* **ROWS**

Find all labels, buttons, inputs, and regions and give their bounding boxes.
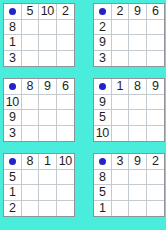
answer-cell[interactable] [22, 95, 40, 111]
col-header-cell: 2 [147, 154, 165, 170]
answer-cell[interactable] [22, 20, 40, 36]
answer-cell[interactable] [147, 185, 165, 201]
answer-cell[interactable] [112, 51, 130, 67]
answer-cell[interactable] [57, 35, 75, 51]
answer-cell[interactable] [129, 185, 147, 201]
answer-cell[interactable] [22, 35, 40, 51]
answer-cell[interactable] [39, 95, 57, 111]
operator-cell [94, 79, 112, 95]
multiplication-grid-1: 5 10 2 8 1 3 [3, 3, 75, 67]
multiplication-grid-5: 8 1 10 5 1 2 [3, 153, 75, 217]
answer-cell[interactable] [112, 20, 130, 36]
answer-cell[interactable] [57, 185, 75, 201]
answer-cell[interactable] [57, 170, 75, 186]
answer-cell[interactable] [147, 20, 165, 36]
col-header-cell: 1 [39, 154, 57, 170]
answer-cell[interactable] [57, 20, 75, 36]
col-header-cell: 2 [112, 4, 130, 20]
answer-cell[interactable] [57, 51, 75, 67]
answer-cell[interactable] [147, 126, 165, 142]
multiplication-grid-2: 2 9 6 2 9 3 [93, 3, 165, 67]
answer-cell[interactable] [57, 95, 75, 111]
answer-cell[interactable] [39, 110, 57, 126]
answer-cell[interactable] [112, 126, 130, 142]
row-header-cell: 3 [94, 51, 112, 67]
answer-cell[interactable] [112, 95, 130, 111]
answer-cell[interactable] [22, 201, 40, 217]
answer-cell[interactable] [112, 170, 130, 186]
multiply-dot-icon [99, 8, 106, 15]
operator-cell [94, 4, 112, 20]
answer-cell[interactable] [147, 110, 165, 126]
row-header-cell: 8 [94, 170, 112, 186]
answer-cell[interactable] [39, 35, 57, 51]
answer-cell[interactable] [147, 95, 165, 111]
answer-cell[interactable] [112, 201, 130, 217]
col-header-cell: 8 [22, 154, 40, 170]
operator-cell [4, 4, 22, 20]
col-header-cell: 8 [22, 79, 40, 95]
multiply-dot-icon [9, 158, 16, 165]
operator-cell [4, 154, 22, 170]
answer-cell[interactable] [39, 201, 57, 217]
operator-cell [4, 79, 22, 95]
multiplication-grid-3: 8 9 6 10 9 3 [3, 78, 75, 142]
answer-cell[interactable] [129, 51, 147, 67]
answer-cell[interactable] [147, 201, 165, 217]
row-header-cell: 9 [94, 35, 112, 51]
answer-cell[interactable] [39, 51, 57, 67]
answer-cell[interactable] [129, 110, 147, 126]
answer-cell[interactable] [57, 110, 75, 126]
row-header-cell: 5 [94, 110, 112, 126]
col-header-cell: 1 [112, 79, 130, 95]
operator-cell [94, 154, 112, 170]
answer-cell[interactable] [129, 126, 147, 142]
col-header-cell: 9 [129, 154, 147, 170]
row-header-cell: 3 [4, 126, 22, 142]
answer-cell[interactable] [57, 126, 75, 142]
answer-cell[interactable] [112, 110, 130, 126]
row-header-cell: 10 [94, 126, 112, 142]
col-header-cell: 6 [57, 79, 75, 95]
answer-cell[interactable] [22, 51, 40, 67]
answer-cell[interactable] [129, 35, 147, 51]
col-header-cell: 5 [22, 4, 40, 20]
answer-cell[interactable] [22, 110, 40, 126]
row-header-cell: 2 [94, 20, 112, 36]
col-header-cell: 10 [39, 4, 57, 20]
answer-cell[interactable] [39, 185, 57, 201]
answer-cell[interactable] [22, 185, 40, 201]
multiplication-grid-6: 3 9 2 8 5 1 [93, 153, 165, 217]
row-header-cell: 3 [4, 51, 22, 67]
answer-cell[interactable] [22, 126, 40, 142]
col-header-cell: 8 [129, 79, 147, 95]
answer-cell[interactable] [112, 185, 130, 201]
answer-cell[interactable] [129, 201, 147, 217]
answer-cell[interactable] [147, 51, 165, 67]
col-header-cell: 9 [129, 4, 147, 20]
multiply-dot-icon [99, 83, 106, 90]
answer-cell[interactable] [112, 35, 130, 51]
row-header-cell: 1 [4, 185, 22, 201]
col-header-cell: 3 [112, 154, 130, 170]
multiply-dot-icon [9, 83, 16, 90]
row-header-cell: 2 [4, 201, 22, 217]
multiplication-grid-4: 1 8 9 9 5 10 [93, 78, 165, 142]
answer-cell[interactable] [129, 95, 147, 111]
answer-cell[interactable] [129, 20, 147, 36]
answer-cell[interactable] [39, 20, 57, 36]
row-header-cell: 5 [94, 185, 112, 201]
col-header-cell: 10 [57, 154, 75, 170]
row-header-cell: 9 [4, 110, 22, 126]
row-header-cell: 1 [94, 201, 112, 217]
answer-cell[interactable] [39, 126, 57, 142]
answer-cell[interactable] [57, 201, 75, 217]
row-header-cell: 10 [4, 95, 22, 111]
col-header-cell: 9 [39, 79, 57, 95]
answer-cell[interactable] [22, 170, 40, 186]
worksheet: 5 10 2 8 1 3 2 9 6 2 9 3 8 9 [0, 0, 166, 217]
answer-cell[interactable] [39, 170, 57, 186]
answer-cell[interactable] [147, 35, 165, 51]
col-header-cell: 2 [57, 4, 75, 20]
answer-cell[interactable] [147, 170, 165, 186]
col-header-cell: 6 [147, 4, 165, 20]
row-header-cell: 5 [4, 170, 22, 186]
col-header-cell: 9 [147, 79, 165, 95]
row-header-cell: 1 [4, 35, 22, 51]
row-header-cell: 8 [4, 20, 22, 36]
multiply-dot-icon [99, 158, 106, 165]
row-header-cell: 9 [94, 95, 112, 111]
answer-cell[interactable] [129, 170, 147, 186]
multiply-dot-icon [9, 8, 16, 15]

* **SHORT TASK**
Rewrite all of the records with "multiply-dot-icon" swapped for "times-sign-icon" wherever it occurs, keeping everything else unchanged and omitting the pictures.

* **RESULT OF THE TASK**
Find all labels, buttons, inputs, and regions and give their bounding boxes.
answer-cell[interactable] [22, 95, 40, 111]
col-header-cell: 2 [147, 154, 165, 170]
answer-cell[interactable] [22, 20, 40, 36]
answer-cell[interactable] [147, 185, 165, 201]
answer-cell[interactable] [112, 51, 130, 67]
answer-cell[interactable] [57, 35, 75, 51]
answer-cell[interactable] [129, 185, 147, 201]
answer-cell[interactable] [22, 35, 40, 51]
answer-cell[interactable] [39, 95, 57, 111]
operator-cell [94, 79, 112, 95]
multiplication-grid-1: 5 10 2 8 1 3 [3, 3, 75, 67]
multiplication-grid-5: 8 1 10 5 1 2 [3, 153, 75, 217]
answer-cell[interactable] [112, 20, 130, 36]
answer-cell[interactable] [57, 185, 75, 201]
answer-cell[interactable] [57, 170, 75, 186]
answer-cell[interactable] [147, 20, 165, 36]
col-header-cell: 1 [39, 154, 57, 170]
answer-cell[interactable] [57, 20, 75, 36]
col-header-cell: 2 [112, 4, 130, 20]
answer-cell[interactable] [57, 51, 75, 67]
answer-cell[interactable] [147, 126, 165, 142]
multiplication-grid-2: 2 9 6 2 9 3 [93, 3, 165, 67]
answer-cell[interactable] [57, 95, 75, 111]
answer-cell[interactable] [39, 110, 57, 126]
answer-cell[interactable] [112, 126, 130, 142]
row-header-cell: 3 [94, 51, 112, 67]
answer-cell[interactable] [112, 95, 130, 111]
answer-cell[interactable] [22, 201, 40, 217]
answer-cell[interactable] [112, 170, 130, 186]
times-sign-icon [99, 8, 106, 15]
operator-cell [94, 4, 112, 20]
answer-cell[interactable] [147, 110, 165, 126]
row-header-cell: 8 [94, 170, 112, 186]
answer-cell[interactable] [39, 35, 57, 51]
answer-cell[interactable] [147, 95, 165, 111]
answer-cell[interactable] [112, 201, 130, 217]
col-header-cell: 8 [22, 154, 40, 170]
operator-cell [4, 4, 22, 20]
col-header-cell: 8 [22, 79, 40, 95]
times-sign-icon [9, 158, 16, 165]
operator-cell [4, 154, 22, 170]
answer-cell[interactable] [39, 201, 57, 217]
operator-cell [4, 79, 22, 95]
multiplication-grid-3: 8 9 6 10 9 3 [3, 78, 75, 142]
answer-cell[interactable] [129, 51, 147, 67]
answer-cell[interactable] [147, 201, 165, 217]
row-header-cell: 9 [94, 35, 112, 51]
answer-cell[interactable] [39, 51, 57, 67]
answer-cell[interactable] [129, 110, 147, 126]
answer-cell[interactable] [57, 110, 75, 126]
row-header-cell: 5 [94, 110, 112, 126]
col-header-cell: 1 [112, 79, 130, 95]
operator-cell [94, 154, 112, 170]
answer-cell[interactable] [129, 126, 147, 142]
col-header-cell: 9 [129, 154, 147, 170]
row-header-cell: 3 [4, 126, 22, 142]
answer-cell[interactable] [57, 126, 75, 142]
answer-cell[interactable] [112, 110, 130, 126]
row-header-cell: 10 [94, 126, 112, 142]
col-header-cell: 6 [57, 79, 75, 95]
answer-cell[interactable] [22, 51, 40, 67]
answer-cell[interactable] [129, 35, 147, 51]
col-header-cell: 5 [22, 4, 40, 20]
answer-cell[interactable] [22, 110, 40, 126]
row-header-cell: 2 [94, 20, 112, 36]
col-header-cell: 10 [39, 4, 57, 20]
answer-cell[interactable] [39, 185, 57, 201]
answer-cell[interactable] [22, 185, 40, 201]
multiplication-grid-6: 3 9 2 8 5 1 [93, 153, 165, 217]
row-header-cell: 3 [4, 51, 22, 67]
answer-cell[interactable] [22, 126, 40, 142]
col-header-cell: 8 [129, 79, 147, 95]
answer-cell[interactable] [112, 185, 130, 201]
answer-cell[interactable] [129, 201, 147, 217]
answer-cell[interactable] [147, 51, 165, 67]
col-header-cell: 9 [129, 4, 147, 20]
times-sign-icon [99, 83, 106, 90]
answer-cell[interactable] [112, 35, 130, 51]
row-header-cell: 1 [4, 185, 22, 201]
col-header-cell: 3 [112, 154, 130, 170]
times-sign-icon [9, 83, 16, 90]
row-header-cell: 2 [4, 201, 22, 217]
multiplication-grid-4: 1 8 9 9 5 10 [93, 78, 165, 142]
answer-cell[interactable] [129, 95, 147, 111]
answer-cell[interactable] [129, 20, 147, 36]
answer-cell[interactable] [39, 20, 57, 36]
row-header-cell: 5 [94, 185, 112, 201]
col-header-cell: 10 [57, 154, 75, 170]
row-header-cell: 9 [4, 110, 22, 126]
row-header-cell: 1 [94, 201, 112, 217]
answer-cell[interactable] [39, 126, 57, 142]
answer-cell[interactable] [57, 201, 75, 217]
row-header-cell: 10 [4, 95, 22, 111]
col-header-cell: 9 [39, 79, 57, 95]
answer-cell[interactable] [22, 170, 40, 186]
worksheet: 5 10 2 8 1 3 2 9 6 2 9 3 8 9 [0, 0, 166, 217]
answer-cell[interactable] [39, 170, 57, 186]
answer-cell[interactable] [147, 35, 165, 51]
col-header-cell: 2 [57, 4, 75, 20]
answer-cell[interactable] [147, 170, 165, 186]
col-header-cell: 6 [147, 4, 165, 20]
row-header-cell: 5 [4, 170, 22, 186]
col-header-cell: 9 [147, 79, 165, 95]
row-header-cell: 1 [4, 35, 22, 51]
row-header-cell: 8 [4, 20, 22, 36]
times-sign-icon [99, 158, 106, 165]
row-header-cell: 9 [94, 95, 112, 111]
answer-cell[interactable] [129, 170, 147, 186]
times-sign-icon [9, 8, 16, 15]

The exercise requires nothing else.